Stated exercise 1 ▸ According to the passage on Schwarzenegger's record as governor, by what percentage has state spending risen in the last four years?

Passage given ▸
★ ★ ★ ★ ★ ★ ★

Since Schwarzenegger took office, little has changed in state government, but the governor no longer resembles that citizen politician he promised to be. In the last four years, revenue has increased by 29% while spending is up by 36% and the state faces, by conservative estimates, a $16 billion deficit.
Somewhere Gray Davis is chuckling. And with good reason. Had he not been recalled, it is unlikely that the state and its taxpayers would be any worse off today.
Schwarzenegger has gone from a defender of the middle class and those who pay the state bills, to just another big government "do-gooder," who sees his popularity tied to providing health care to all, regardless of cost, and focusing on issues like global warming, over which he has little impact.
To add insult to injury, the governor endorsed Proposition 93 in the last election, which would have extended the terms of office for his big-spending allies in the Legislature. This includes Speaker Fabian Nunez, his partner in trying to ram through a $14.5 billion health care plan financed by new taxes disguised as "fees."
And what about his no tax pledge? When Senate leader Don Perata threatened there would be no budget this year without tax increases, the governor responded, "Everything is on the table." This includes elimination of the mortgage interest rate deduction -- in a state where only 25% of families can afford a starter home -- and income tax deductions for dependent children. These would be significant tax increases in a state that already ranks 8th in per capita taxation.
This is from the same man who ridiculed Phil Angelides, his election opponent in 2006, for openly supporting tax increases.
And let's not forget the governor's backing of nearly $55 billion in new bond debt that our great grandchildren will still be paying off decades from now.

★ ★ ★ ★ ★ ★ ★

Stated exercise 2 ▸ Copy the records word for word, from their first line through the line containing "The pivot joint connection 10b", including both of those lines.

★ ★ ★ ★ ★ ★ ★

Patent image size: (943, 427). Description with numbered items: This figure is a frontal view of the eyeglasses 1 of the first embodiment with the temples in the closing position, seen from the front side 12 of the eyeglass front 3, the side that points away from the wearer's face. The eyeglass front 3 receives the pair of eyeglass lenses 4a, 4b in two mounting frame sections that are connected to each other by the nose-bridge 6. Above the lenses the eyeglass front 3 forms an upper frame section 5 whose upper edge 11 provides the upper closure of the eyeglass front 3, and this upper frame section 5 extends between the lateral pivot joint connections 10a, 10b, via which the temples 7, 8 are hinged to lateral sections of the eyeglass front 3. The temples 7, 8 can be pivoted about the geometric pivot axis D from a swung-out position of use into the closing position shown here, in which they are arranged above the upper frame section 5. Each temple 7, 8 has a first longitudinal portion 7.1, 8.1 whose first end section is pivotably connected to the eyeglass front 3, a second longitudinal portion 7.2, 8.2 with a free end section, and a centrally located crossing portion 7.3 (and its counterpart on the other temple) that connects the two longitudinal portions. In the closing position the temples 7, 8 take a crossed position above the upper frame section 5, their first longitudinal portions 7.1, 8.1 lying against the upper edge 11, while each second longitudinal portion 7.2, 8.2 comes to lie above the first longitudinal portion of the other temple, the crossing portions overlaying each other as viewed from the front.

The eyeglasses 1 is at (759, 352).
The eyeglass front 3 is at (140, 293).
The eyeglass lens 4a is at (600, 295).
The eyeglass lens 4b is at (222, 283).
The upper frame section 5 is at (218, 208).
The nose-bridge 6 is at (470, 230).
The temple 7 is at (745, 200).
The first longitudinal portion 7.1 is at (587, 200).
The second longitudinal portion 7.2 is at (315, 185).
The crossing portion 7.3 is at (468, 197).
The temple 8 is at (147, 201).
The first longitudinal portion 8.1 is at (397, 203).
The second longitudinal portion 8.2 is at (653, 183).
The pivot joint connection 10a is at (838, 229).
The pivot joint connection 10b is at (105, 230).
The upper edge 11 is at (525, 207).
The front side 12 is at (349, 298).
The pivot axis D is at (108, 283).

★ ★ ★ ★ ★ ★ ★

Right answer 1 ▸ 36%

Right answer 2 ▸
Patent image size: (943, 427). Description with numbered items: This figure is a frontal view of the eyeglasses 1 of the first embodiment with the temples in the closing position, seen from the front side 12 of the eyeglass front 3, the side that points away from the wearer's face. The eyeglass front 3 receives the pair of eyeglass lenses 4a, 4b in two mounting frame sections that are connected to each other by the nose-bridge 6. Above the lenses the eyeglass front 3 forms an upper frame section 5 whose upper edge 11 provides the upper closure of the eyeglass front 3, and this upper frame section 5 extends between the lateral pivot joint connections 10a, 10b, via which the temples 7, 8 are hinged to lateral sections of the eyeglass front 3. The temples 7, 8 can be pivoted about the geometric pivot axis D from a swung-out position of use into the closing position shown here, in which they are arranged above the upper frame section 5. Each temple 7, 8 has a first longitudinal portion 7.1, 8.1 whose first end section is pivotably connected to the eyeglass front 3, a second longitudinal portion 7.2, 8.2 with a free end section, and a centrally located crossing portion 7.3 (and its counterpart on the other temple) that connects the two longitudinal portions. In the closing position the temples 7, 8 take a crossed position above the upper frame section 5, their first longitudinal portions 7.1, 8.1 lying against the upper edge 11, while each second longitudinal portion 7.2, 8.2 comes to lie above the first longitudinal portion of the other temple, the crossing portions overlaying each other as viewed from the front.

The eyeglasses 1 is at (759, 352).
The eyeglass front 3 is at (140, 293).
The eyeglass lens 4a is at (600, 295).
The eyeglass lens 4b is at (222, 283).
The upper frame section 5 is at (218, 208).
The nose-bridge 6 is at (470, 230).
The temple 7 is at (745, 200).
The first longitudinal portion 7.1 is at (587, 200).
The second longitudinal portion 7.2 is at (315, 185).
The crossing portion 7.3 is at (468, 197).
The temple 8 is at (147, 201).
The first longitudinal portion 8.1 is at (397, 203).
The second longitudinal portion 8.2 is at (653, 183).
The pivot joint connection 10a is at (838, 229).
The pivot joint connection 10b is at (105, 230).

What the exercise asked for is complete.